Stored data entries -
-- Begin --

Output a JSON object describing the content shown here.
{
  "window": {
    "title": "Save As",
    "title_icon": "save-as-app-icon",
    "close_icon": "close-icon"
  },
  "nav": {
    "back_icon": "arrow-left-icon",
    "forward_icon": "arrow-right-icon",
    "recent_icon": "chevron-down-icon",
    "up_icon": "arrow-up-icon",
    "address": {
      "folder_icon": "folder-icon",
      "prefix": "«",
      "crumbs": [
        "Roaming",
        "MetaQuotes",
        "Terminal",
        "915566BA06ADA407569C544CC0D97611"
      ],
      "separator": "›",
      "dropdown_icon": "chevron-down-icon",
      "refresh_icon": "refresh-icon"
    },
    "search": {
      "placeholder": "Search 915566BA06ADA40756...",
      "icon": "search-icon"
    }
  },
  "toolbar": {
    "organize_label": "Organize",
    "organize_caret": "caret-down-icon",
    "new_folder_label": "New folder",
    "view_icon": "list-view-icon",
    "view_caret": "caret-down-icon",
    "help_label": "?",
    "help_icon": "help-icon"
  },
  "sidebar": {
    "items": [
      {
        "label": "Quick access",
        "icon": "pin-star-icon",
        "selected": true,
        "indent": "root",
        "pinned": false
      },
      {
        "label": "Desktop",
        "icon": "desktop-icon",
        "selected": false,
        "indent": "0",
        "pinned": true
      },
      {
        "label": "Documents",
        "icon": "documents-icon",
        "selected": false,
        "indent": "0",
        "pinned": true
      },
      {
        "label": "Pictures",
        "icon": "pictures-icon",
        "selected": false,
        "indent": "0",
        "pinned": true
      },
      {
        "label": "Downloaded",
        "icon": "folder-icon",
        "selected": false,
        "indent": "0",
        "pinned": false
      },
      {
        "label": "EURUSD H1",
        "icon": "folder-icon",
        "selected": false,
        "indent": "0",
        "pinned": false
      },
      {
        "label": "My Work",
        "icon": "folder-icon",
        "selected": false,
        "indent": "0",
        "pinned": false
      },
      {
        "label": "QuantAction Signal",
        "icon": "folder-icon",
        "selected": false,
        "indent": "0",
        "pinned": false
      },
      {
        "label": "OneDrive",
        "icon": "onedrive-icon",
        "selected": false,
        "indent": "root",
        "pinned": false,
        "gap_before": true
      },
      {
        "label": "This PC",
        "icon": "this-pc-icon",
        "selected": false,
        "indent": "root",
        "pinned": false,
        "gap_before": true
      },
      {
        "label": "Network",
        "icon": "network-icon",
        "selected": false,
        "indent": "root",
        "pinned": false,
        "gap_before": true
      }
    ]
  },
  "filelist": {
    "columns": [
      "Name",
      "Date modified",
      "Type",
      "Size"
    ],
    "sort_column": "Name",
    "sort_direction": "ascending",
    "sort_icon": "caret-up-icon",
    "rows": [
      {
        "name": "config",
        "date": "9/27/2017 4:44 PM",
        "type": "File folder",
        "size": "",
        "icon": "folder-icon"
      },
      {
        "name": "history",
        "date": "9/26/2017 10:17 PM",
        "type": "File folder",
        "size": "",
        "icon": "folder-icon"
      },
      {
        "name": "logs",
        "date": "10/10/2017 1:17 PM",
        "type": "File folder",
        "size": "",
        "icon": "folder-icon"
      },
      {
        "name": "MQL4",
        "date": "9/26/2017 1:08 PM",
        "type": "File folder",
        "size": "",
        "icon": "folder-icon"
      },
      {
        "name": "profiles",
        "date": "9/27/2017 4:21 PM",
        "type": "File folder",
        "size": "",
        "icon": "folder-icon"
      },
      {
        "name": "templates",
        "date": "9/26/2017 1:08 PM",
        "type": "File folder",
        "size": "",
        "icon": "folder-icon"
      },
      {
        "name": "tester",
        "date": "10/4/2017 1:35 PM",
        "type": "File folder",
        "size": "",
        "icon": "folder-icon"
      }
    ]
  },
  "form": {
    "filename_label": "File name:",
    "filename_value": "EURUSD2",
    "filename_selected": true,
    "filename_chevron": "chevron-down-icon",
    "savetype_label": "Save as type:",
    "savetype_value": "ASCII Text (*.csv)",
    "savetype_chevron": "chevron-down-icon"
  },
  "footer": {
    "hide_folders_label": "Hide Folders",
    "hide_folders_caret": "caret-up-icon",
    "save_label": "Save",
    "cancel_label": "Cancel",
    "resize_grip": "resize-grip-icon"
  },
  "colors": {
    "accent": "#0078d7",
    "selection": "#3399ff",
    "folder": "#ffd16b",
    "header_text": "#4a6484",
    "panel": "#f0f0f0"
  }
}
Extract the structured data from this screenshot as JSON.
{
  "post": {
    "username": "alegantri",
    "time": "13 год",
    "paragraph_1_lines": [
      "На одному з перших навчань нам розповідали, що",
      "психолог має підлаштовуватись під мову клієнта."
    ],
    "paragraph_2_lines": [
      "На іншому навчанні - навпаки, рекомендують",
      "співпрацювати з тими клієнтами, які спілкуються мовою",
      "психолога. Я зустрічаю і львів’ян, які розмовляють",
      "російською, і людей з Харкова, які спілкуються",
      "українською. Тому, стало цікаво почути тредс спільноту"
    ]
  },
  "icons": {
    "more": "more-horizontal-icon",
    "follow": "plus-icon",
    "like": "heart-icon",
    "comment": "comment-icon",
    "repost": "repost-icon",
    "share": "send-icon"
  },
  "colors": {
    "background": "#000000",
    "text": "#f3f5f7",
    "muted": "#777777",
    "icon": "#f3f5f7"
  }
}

-- End --

Short problem - Give nothing but the count of lines in the listing above that hold the string "спілкуються".

Solved exercise - 2